## [抜粋]

'''

今回のフェスティバル/トーキョーには、じつは隠れたポイントがある。ピチェ・クランチェン『Toky Toki Saru(トキトキサル)』、柴幸男『わたしが悲しくないのはあなたが遠いから』など、アジア各国のファッションブランドが衣装協力として参加している作品が多数あることだ。
また、中国特集では、上海からファッション・ディレクターをゲストに迎え、中国のファッションの動向、ミレニアル世代のデザイナーの状況を語っていただくトークも開催する。
全体テーマに掲げられた「新しい人」の兆候は、ファッションや音楽といったユースカルチャーに最初に現れることが多いのは周知のことだ。では、ファッションシーンでは今何が起こっているのだろうか? それを知るのがこの鼎談記事の主旨である。
登壇いたたいだのは、スタイリスト・ディレクターとして活躍する山口壮大、ファッションブランド「hatra/ハトラ」を率いる長見佳祐のお二人。聞き手は、F/Tの中国プログラム・コーディネートを務める小山ひとみ。3人が考える、ファッションの現在地と、その課題とは何か?
(聞き手:小山ひとみ 文:近藤弘一 編集:島貫泰介 撮影:鈴木 渉)
日本人が見た、中国のミレニアル世代
小山 今回のフェスティバル/トーキョー17では、2014年より継続してきたアジアシリーズの第4弾として中国を取り上げ「チャイナ・ニューパワー ― 中国ミレニアル世代―」を企画しました。世界的に注目を集めるミレニアル世代のアーティストにフォーカスし、演劇、パフォーマンス、音楽に関わるアーティストや、各カルチャーに関わるキーマンによるトークなどを行います。
「ミレニアル世代」とは、一般的には1980〜2000年に生まれた世代を指します。私自身、この世代が台頭しはじめた頃に中国で生活していたのですが、上の世代と明らかに違う空気、気風を感じましたし、日本の同時期の世代ともまったく異なる印象を持ちました。今回、長見さんと山口さんにお聞きしたいのは、中国のファッションシーンに対する印象だけではなく、現在の日本の状況についてでもあります。
長見さんが主宰する「hatra/ハトラ」は、昨年、上海ファッションウィークの会期中に開催された『MODE SHANGHAI』という合同展示会に参加されましたが、上海と中国にどのような印象を持たれましたか?

'''

枠付きレイアウト項目の一覧:
'''

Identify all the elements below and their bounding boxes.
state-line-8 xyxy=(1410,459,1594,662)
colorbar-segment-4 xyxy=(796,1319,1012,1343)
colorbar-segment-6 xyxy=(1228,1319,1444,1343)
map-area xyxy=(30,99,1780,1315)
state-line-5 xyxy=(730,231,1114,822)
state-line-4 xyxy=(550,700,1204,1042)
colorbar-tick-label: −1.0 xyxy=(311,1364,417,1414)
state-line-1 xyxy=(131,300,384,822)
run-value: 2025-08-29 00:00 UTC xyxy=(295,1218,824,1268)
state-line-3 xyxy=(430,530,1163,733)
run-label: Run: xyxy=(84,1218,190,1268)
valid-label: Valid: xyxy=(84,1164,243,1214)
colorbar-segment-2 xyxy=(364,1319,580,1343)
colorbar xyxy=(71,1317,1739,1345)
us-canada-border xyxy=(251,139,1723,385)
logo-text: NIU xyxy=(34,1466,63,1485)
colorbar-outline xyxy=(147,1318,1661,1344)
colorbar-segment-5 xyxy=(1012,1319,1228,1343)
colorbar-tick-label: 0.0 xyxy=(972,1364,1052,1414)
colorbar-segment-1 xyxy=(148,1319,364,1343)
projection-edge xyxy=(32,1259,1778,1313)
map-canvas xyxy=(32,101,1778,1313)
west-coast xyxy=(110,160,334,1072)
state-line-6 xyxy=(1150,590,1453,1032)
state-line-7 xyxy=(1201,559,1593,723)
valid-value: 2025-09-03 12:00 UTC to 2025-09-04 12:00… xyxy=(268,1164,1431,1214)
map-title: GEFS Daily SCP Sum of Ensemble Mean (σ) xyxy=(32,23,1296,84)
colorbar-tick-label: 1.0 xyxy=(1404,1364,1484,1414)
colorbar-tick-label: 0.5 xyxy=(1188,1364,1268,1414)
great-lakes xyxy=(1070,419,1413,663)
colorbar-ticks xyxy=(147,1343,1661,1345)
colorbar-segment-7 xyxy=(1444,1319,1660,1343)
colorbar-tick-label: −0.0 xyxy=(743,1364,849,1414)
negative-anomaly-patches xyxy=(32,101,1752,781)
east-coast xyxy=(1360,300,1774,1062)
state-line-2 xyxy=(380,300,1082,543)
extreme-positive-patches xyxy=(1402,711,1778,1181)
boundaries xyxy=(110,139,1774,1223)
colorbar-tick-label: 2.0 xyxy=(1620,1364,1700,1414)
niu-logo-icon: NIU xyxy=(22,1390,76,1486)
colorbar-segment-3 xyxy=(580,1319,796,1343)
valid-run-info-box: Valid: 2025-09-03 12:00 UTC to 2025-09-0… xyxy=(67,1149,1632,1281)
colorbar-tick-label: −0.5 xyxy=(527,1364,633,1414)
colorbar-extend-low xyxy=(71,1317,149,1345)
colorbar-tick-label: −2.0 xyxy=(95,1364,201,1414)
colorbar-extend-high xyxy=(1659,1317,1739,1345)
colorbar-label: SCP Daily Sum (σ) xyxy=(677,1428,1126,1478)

'''

## [課題内容]
上の抜粋の「(聞き手:小山ひとみ 文:近藤弘一 編集:島貫泰介」から「ような印象を持たれましたか?」までを、一字も変えずに出力してください。

## [解答全文]
(聞き手:小山ひとみ 文:近藤弘一 編集:島貫泰介 撮影:鈴木 渉)
日本人が見た、中国のミレニアル世代
小山 今回のフェスティバル/トーキョー17では、2014年より継続してきたアジアシリーズの第4弾として中国を取り上げ「チャイナ・ニューパワー ― 中国ミレニアル世代―」を企画しました。世界的に注目を集めるミレニアル世代のアーティストにフォーカスし、演劇、パフォーマンス、音楽に関わるアーティストや、各カルチャーに関わるキーマンによるトークなどを行います。
「ミレニアル世代」とは、一般的には1980〜2000年に生まれた世代を指します。私自身、この世代が台頭しはじめた頃に中国で生活していたのですが、上の世代と明らかに違う空気、気風を感じましたし、日本の同時期の世代ともまったく異なる印象を持ちました。今回、長見さんと山口さんにお聞きしたいのは、中国のファッションシーンに対する印象だけではなく、現在の日本の状況についてでもあります。
長見さんが主宰する「hatra/ハトラ」は、昨年、上海ファッションウィークの会期中に開催された『MODE SHANGHAI』という合同展示会に参加されましたが、上海と中国にどのような印象を持たれましたか?